-- BEGIN --
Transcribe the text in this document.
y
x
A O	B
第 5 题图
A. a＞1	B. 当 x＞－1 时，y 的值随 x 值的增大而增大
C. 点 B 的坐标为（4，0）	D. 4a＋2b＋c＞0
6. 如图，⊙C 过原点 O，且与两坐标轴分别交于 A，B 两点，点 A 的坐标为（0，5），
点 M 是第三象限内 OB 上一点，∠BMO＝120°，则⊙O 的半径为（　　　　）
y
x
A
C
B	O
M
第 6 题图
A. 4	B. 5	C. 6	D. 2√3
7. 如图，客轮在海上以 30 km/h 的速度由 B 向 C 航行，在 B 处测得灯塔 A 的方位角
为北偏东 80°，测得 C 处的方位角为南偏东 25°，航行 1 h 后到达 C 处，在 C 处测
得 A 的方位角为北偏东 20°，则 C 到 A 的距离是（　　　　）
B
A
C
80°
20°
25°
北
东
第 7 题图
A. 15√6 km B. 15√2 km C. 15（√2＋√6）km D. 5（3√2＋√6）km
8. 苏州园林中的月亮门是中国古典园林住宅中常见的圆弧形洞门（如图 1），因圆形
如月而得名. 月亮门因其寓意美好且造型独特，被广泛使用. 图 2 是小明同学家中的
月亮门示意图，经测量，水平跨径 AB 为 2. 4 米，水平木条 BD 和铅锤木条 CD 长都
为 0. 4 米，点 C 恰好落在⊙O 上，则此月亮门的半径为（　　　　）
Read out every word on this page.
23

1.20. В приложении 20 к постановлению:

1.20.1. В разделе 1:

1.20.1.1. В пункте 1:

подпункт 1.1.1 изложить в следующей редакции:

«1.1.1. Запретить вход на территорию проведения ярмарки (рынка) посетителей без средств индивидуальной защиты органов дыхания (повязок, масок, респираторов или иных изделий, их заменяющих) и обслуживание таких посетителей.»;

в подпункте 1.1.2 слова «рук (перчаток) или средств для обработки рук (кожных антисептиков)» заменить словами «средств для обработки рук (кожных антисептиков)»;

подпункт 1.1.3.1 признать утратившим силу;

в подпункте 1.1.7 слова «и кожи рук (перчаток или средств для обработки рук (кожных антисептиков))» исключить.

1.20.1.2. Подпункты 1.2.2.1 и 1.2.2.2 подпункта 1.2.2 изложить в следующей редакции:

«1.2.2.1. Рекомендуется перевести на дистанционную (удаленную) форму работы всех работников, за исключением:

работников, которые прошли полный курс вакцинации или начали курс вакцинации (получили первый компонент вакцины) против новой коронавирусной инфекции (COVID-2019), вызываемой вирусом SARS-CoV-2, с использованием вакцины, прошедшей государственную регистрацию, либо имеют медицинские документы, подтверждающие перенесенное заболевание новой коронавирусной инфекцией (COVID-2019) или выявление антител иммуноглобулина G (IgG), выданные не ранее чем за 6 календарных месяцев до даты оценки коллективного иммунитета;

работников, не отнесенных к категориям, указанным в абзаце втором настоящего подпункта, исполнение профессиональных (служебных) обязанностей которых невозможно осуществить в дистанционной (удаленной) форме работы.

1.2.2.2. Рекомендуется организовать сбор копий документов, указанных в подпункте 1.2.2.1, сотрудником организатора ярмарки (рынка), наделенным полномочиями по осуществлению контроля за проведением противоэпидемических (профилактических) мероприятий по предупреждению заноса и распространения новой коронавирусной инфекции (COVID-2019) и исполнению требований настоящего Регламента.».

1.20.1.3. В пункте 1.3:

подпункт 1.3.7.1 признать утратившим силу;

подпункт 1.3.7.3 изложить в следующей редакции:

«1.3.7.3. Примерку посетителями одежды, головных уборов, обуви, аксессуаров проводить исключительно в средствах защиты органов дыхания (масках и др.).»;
-- END --
DESCRIPTION OF THE TASK: Examine the records and pull out every line where the string "的坐标为" occurs.

RIGHT ANSWER:
C. 点 B 的坐标为（4，0）	D. 4a＋2b＋c＞0
6. 如图，⊙C 过原点 O，且与两坐标轴分别交于 A，B 两点，点 A 的坐标为（0，5），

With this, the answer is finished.